> [Your goal] Which lines include the word "Repeat"? Copy each of them.

> [Records provided]
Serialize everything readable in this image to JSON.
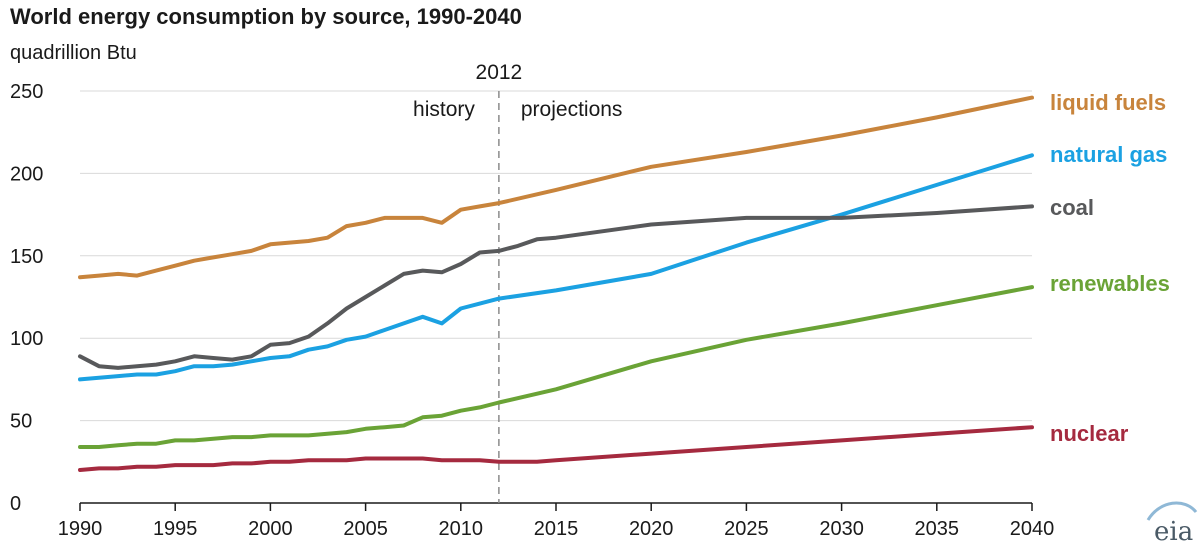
{
  "chart_data": {
    "type": "line",
    "title": "World energy consumption by source, 1990-2040",
    "ylabel": "quadrillion Btu",
    "xlim": [
      1990,
      2040
    ],
    "ylim": [
      0,
      250
    ],
    "x_ticks": [
      "1990",
      "1995",
      "2000",
      "2005",
      "2010",
      "2015",
      "2020",
      "2025",
      "2030",
      "2035",
      "2040"
    ],
    "y_ticks": [
      "0",
      "50",
      "100",
      "150",
      "200",
      "250"
    ],
    "grid": true,
    "divider": {
      "x": 2012,
      "label": "2012",
      "left_label": "history",
      "right_label": "projections"
    },
    "series": [
      {
        "name": "liquid fuels",
        "color": "#c8843c",
        "x": [
          1990,
          1991,
          1992,
          1993,
          1994,
          1995,
          1996,
          1997,
          1998,
          1999,
          2000,
          2001,
          2002,
          2003,
          2004,
          2005,
          2006,
          2007,
          2008,
          2009,
          2010,
          2011,
          2012,
          2015,
          2020,
          2025,
          2030,
          2035,
          2040
        ],
        "values": [
          137,
          138,
          139,
          138,
          141,
          144,
          147,
          149,
          151,
          153,
          157,
          158,
          159,
          161,
          168,
          170,
          173,
          173,
          173,
          170,
          178,
          180,
          182,
          190,
          204,
          213,
          223,
          234,
          246
        ]
      },
      {
        "name": "natural gas",
        "color": "#1ba1e2",
        "x": [
          1990,
          1991,
          1992,
          1993,
          1994,
          1995,
          1996,
          1997,
          1998,
          1999,
          2000,
          2001,
          2002,
          2003,
          2004,
          2005,
          2006,
          2007,
          2008,
          2009,
          2010,
          2011,
          2012,
          2015,
          2020,
          2025,
          2030,
          2035,
          2040
        ],
        "values": [
          75,
          76,
          77,
          78,
          78,
          80,
          83,
          83,
          84,
          86,
          88,
          89,
          93,
          95,
          99,
          101,
          105,
          109,
          113,
          109,
          118,
          121,
          124,
          129,
          139,
          158,
          175,
          193,
          211
        ]
      },
      {
        "name": "coal",
        "color": "#58595b",
        "x": [
          1990,
          1991,
          1992,
          1993,
          1994,
          1995,
          1996,
          1997,
          1998,
          1999,
          2000,
          2001,
          2002,
          2003,
          2004,
          2005,
          2006,
          2007,
          2008,
          2009,
          2010,
          2011,
          2012,
          2013,
          2014,
          2015,
          2020,
          2025,
          2030,
          2035,
          2040
        ],
        "values": [
          89,
          83,
          82,
          83,
          84,
          86,
          89,
          88,
          87,
          89,
          96,
          97,
          101,
          109,
          118,
          125,
          132,
          139,
          141,
          140,
          145,
          152,
          153,
          156,
          160,
          161,
          169,
          173,
          173,
          176,
          180
        ]
      },
      {
        "name": "renewables",
        "color": "#6aa336",
        "x": [
          1990,
          1991,
          1992,
          1993,
          1994,
          1995,
          1996,
          1997,
          1998,
          1999,
          2000,
          2001,
          2002,
          2003,
          2004,
          2005,
          2006,
          2007,
          2008,
          2009,
          2010,
          2011,
          2012,
          2015,
          2020,
          2025,
          2030,
          2035,
          2040
        ],
        "values": [
          34,
          34,
          35,
          36,
          36,
          38,
          38,
          39,
          40,
          40,
          41,
          41,
          41,
          42,
          43,
          45,
          46,
          47,
          52,
          53,
          56,
          58,
          61,
          69,
          86,
          99,
          109,
          120,
          131
        ]
      },
      {
        "name": "nuclear",
        "color": "#a52a3f",
        "x": [
          1990,
          1991,
          1992,
          1993,
          1994,
          1995,
          1996,
          1997,
          1998,
          1999,
          2000,
          2001,
          2002,
          2003,
          2004,
          2005,
          2006,
          2007,
          2008,
          2009,
          2010,
          2011,
          2012,
          2013,
          2014,
          2015,
          2020,
          2025,
          2030,
          2035,
          2040
        ],
        "values": [
          20,
          21,
          21,
          22,
          22,
          23,
          23,
          23,
          24,
          24,
          25,
          25,
          26,
          26,
          26,
          27,
          27,
          27,
          27,
          26,
          26,
          26,
          25,
          25,
          25,
          26,
          30,
          34,
          38,
          42,
          46
        ]
      }
    ]
  },
  "logo": {
    "text": "eia"
  }
}
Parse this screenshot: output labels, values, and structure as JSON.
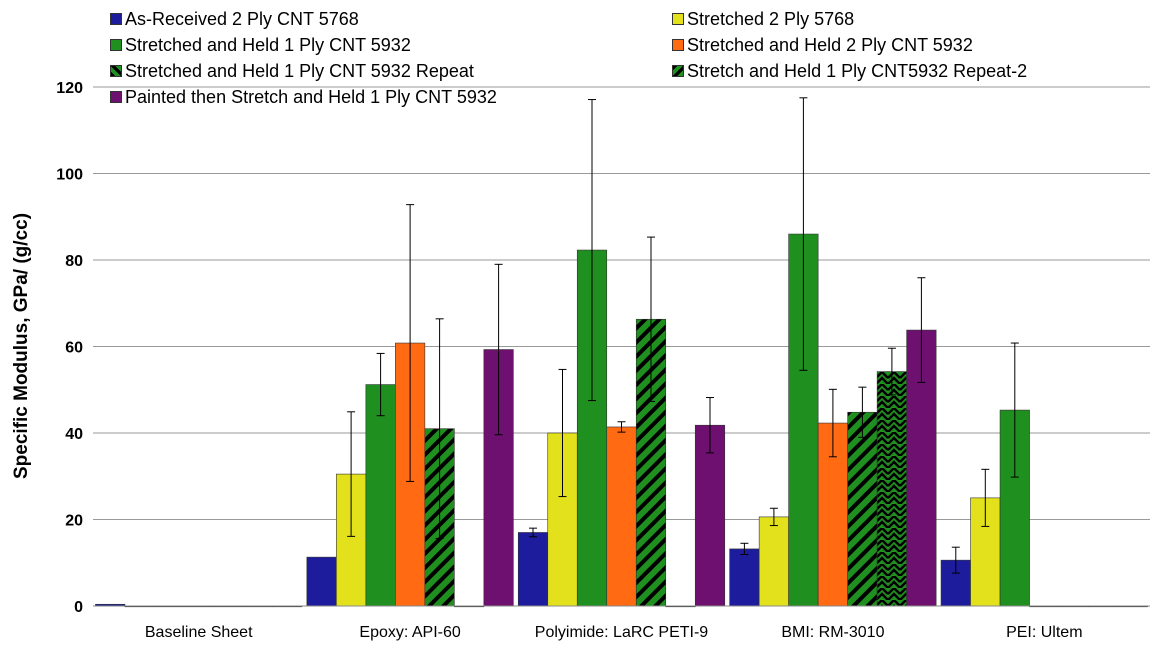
{
  "chart_data": {
    "type": "bar",
    "title": "",
    "xlabel": "",
    "ylabel": "Specific Modulus, GPa/ (g/cc)",
    "ylim": [
      0,
      120
    ],
    "yticks": [
      0,
      20,
      40,
      60,
      80,
      100,
      120
    ],
    "grid": true,
    "legend_position": "top",
    "categories": [
      "Baseline Sheet",
      "Epoxy: API-60",
      "Polyimide: LaRC PETI-9",
      "BMI: RM-3010",
      "PEI: Ultem"
    ],
    "series": [
      {
        "name": "As-Received 2 Ply CNT 5768",
        "color": "#1c1c9c",
        "pattern": "solid",
        "values": [
          0.4,
          11.3,
          17.0,
          13.2,
          10.6
        ],
        "error": [
          0,
          0,
          1.0,
          1.3,
          3.0
        ]
      },
      {
        "name": "Stretched 2 Ply 5768",
        "color": "#e3e11c",
        "pattern": "solid",
        "values": [
          0,
          30.5,
          40.0,
          20.6,
          25.0
        ],
        "error": [
          0,
          14.4,
          14.7,
          2.0,
          6.6
        ]
      },
      {
        "name": "Stretched and Held 1 Ply CNT 5932",
        "color": "#1f8f1f",
        "pattern": "solid",
        "values": [
          0,
          51.2,
          82.3,
          86.0,
          45.3
        ],
        "error": [
          0,
          7.2,
          34.8,
          31.5,
          15.5
        ]
      },
      {
        "name": "Stretched and Held 2 Ply CNT 5932",
        "color": "#ff6a13",
        "pattern": "solid",
        "values": [
          0,
          60.8,
          41.4,
          42.3,
          0
        ],
        "error": [
          0,
          32.0,
          1.2,
          7.8,
          0
        ]
      },
      {
        "name": "Stretched and Held 1 Ply CNT 5932 Repeat",
        "color": "#1f8f1f",
        "pattern": "diagonal",
        "values": [
          0,
          41.0,
          66.3,
          44.8,
          0
        ],
        "error": [
          0,
          25.4,
          19.0,
          5.8,
          0
        ]
      },
      {
        "name": "Stretch and Held 1 Ply CNT5932 Repeat-2",
        "color": "#1f8f1f",
        "pattern": "zigzag",
        "values": [
          0,
          0,
          0,
          54.2,
          0
        ],
        "error": [
          0,
          0,
          0,
          5.4,
          0
        ]
      },
      {
        "name": "Painted then Stretch and Held 1 Ply CNT 5932",
        "color": "#6e1070",
        "pattern": "solid",
        "values": [
          0,
          59.3,
          41.8,
          63.8,
          0
        ],
        "error": [
          0,
          19.7,
          6.4,
          12.1,
          0
        ]
      }
    ]
  }
}
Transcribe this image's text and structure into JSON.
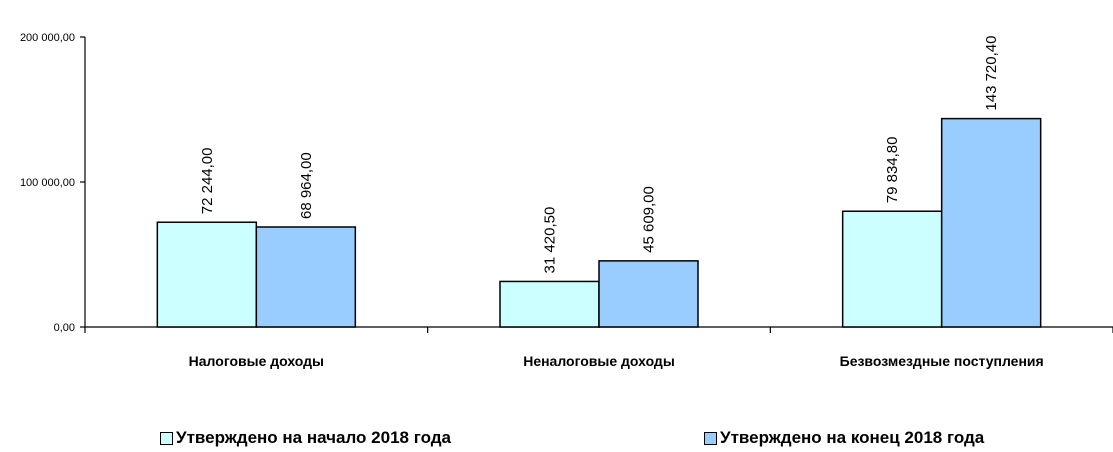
{
  "chart_data": {
    "type": "bar",
    "categories": [
      "Налоговые доходы",
      "Неналоговые доходы",
      "Безвозмездные поступления"
    ],
    "series": [
      {
        "name": "Утверждено на начало 2018 года",
        "values": [
          72244.0,
          31420.5,
          79834.8
        ],
        "labels": [
          "72 244,00",
          "31 420,50",
          "79 834,80"
        ],
        "color": "#ccffff"
      },
      {
        "name": "Утверждено на конец 2018 года",
        "values": [
          68964.0,
          45609.0,
          143720.4
        ],
        "labels": [
          "68 964,00",
          "45 609,00",
          "143 720,40"
        ],
        "color": "#99ccff"
      }
    ],
    "yticks": [
      "0,00",
      "100 000,00",
      "200 000,00"
    ],
    "ytick_values": [
      0,
      100000,
      200000
    ],
    "ylim": [
      0,
      200000
    ],
    "legend_position": "bottom",
    "grid": false
  }
}
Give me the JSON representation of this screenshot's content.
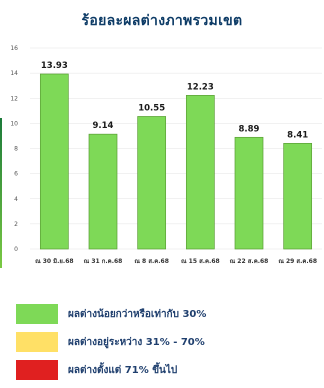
{
  "chart_data": {
    "type": "bar",
    "title": "ร้อยละผลต่างภาพรวมเขต",
    "categories": [
      "ณ 30 มิ.ย.68",
      "ณ 31 ก.ค.68",
      "ณ 8 ส.ค.68",
      "ณ 15 ส.ค.68",
      "ณ 22 ส.ค.68",
      "ณ 29 ส.ค.68"
    ],
    "values": [
      13.93,
      9.14,
      10.55,
      12.23,
      8.89,
      8.41
    ],
    "data_labels": [
      "13.93",
      "9.14",
      "10.55",
      "12.23",
      "8.89",
      "8.41"
    ],
    "ylim": [
      0,
      16
    ],
    "yticks": [
      "0",
      "2",
      "4",
      "6",
      "8",
      "10",
      "12",
      "14",
      "16"
    ],
    "grid": true,
    "bar_color": "#7ed957",
    "bar_edge_color": "#5a9e35",
    "grid_color": "#e3e3e3",
    "title_color": "#0d3b66"
  },
  "legend": {
    "items": [
      {
        "label": "ผลต่างน้อยกว่าหรือเท่ากับ 30%",
        "color": "#7ed957"
      },
      {
        "label": "ผลต่างอยู่ระหว่าง 31% - 70%",
        "color": "#ffe066"
      },
      {
        "label": "ผลต่างตั้งแต่ 71% ขึ้นไป",
        "color": "#e02020"
      }
    ]
  }
}
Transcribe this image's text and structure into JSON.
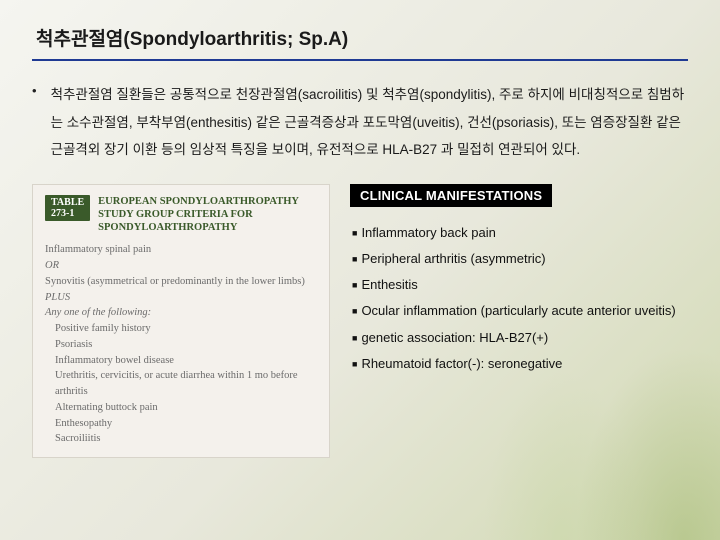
{
  "title": "척추관절염(Spondyloarthritis; Sp.A)",
  "description": "척추관절염 질환들은 공통적으로 천장관절염(sacroilitis) 및 척추염(spondylitis), 주로 하지에 비대칭적으로 침범하는 소수관절염, 부착부염(enthesitis) 같은 근골격증상과 포도막염(uveitis), 건선(psoriasis), 또는 염증장질환 같은 근골격외 장기 이환 등의 임상적 특징을 보이며, 유전적으로 HLA-B27 과 밀접히 연관되어 있다.",
  "table": {
    "number": "TABLE 273-1",
    "title": "EUROPEAN SPONDYLOARTHROPATHY STUDY GROUP CRITERIA FOR SPONDYLOARTHROPATHY",
    "line1": "Inflammatory spinal pain",
    "line2": "OR",
    "line3": "Synovitis (asymmetrical or predominantly in the lower limbs)",
    "line4": "PLUS",
    "line5": "Any one of the following:",
    "line6": "Positive family history",
    "line7": "Psoriasis",
    "line8": "Inflammatory bowel disease",
    "line9": "Urethritis, cervicitis, or acute diarrhea within 1 mo before arthritis",
    "line10": "Alternating buttock pain",
    "line11": "Enthesopathy",
    "line12": "Sacroiliitis"
  },
  "clinical": {
    "banner": "CLINICAL MANIFESTATIONS",
    "items": [
      "Inflammatory back pain",
      "Peripheral arthritis (asymmetric)",
      "Enthesitis",
      "Ocular inflammation (particularly acute anterior uveitis)",
      "genetic association: HLA-B27(+)",
      "Rheumatoid factor(-): seronegative"
    ]
  }
}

> [Response to the task]
        "name": "Stretched and Held 1 Ply CNT 5932 Repeat",
        "name": "Stretch and Held 1 Ply CNT5932 Repeat-2",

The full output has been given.